(TEXT UNDER STUDY Opens)
The performances are excellent, mostly given by unknowns, though Hardy and Rylance are prominent, and James D’Arcy and Kenneth Branagh play, respectively, an army colonel and a Royal Navy commander - the highest ranks seen except for a brief appearance by an admiral. Michael Caine (who played a prominent part in 1969’s The Battle of Britain) gives voice to an unseen pilot. 

There is little, really, to criticize regarding what was provided. Dunkirk suffers principally from what is not provided. In the end, though a fine tribute to the men, service and civilian, who rescued an army and made ultimate victory in World War Two possible, Dunkirk is like a painting: a representation of scenes and events that convey an impression, rather than tell a true-to-life story.

Monday, December 4, 2017

The Man Who Planted Trees (1987)

Directed and produced by Frédéric Back

I have something a bit different this time. The Man Who Planted Trees is an animated Canadian film based a French book written by Jean Giono (with, in this case, an English translation by Jean Roberts). It is a mere thirty minutes long, a fable meant for adults, undoubtedly, but fit for any age.
(TEXT UNDER STUDY Closes)
▸ **INSTRUCTIONS**
A - From the review excerpt above, write out everything from "There is little, really, to" down to "a true-to-life story.".
B - According to the review excerpt, how long is The Man Who Planted Trees?
(PROVIDED MATERIAL Opens)
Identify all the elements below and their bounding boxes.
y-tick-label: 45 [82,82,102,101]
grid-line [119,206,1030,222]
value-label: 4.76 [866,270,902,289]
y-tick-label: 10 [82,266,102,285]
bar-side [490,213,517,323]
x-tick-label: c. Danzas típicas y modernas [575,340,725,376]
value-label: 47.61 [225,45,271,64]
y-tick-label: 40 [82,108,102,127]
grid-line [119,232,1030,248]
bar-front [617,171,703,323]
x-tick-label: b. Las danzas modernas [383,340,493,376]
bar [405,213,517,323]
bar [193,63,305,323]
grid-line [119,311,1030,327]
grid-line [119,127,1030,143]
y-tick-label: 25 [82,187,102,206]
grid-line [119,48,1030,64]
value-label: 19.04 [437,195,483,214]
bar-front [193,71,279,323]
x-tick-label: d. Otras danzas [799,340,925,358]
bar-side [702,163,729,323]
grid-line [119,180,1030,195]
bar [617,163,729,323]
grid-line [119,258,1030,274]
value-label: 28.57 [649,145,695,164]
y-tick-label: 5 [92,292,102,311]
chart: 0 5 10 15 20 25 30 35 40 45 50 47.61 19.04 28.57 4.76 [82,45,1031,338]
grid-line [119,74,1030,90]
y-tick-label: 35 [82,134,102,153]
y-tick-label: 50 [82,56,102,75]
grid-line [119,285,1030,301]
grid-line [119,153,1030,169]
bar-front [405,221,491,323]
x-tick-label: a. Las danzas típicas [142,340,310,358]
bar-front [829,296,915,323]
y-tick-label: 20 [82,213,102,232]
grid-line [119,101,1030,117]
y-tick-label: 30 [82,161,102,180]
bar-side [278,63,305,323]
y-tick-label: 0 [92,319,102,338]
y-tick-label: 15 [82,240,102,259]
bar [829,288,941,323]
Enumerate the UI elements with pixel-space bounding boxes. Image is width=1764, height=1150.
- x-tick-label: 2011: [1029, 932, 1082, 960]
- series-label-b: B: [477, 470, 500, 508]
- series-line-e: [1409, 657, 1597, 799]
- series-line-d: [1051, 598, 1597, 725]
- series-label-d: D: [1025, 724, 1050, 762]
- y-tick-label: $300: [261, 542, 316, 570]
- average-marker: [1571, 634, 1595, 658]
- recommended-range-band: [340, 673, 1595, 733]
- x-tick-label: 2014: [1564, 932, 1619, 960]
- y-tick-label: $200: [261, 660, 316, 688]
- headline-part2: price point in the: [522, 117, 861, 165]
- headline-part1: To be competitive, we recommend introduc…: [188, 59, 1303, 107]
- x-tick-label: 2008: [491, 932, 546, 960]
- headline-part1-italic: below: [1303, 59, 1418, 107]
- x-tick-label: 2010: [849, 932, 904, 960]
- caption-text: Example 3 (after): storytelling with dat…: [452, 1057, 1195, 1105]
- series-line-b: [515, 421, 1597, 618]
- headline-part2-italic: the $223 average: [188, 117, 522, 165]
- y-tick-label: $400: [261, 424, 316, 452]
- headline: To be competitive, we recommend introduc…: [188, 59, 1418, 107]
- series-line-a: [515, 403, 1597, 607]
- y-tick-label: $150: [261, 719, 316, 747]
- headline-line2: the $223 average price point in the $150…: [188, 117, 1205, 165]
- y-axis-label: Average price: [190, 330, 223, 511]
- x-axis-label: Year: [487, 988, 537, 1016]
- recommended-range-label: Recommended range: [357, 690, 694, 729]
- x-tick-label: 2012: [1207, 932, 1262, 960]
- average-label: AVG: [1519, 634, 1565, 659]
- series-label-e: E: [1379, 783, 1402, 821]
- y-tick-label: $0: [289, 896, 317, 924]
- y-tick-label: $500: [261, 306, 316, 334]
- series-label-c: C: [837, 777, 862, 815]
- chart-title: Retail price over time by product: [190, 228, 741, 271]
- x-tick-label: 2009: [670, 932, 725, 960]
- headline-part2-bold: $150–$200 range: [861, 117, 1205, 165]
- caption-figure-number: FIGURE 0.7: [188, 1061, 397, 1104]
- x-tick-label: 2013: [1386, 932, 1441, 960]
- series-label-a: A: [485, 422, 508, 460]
(PROVIDED MATERIAL Closes)
▸ **SOLUTIONS TO THE TASKS**
A -
There is little, really, to criticize regarding what was provided. Dunkirk suffers principally from what is not provided. In the end, though a fine tribute to the men, service and civilian, who rescued an army and made ultimate victory in World War Two possible, Dunkirk is like a painting: a representation of scenes and events that convey an impression, rather than tell a true-to-life story.

B - It is thirty minutes long.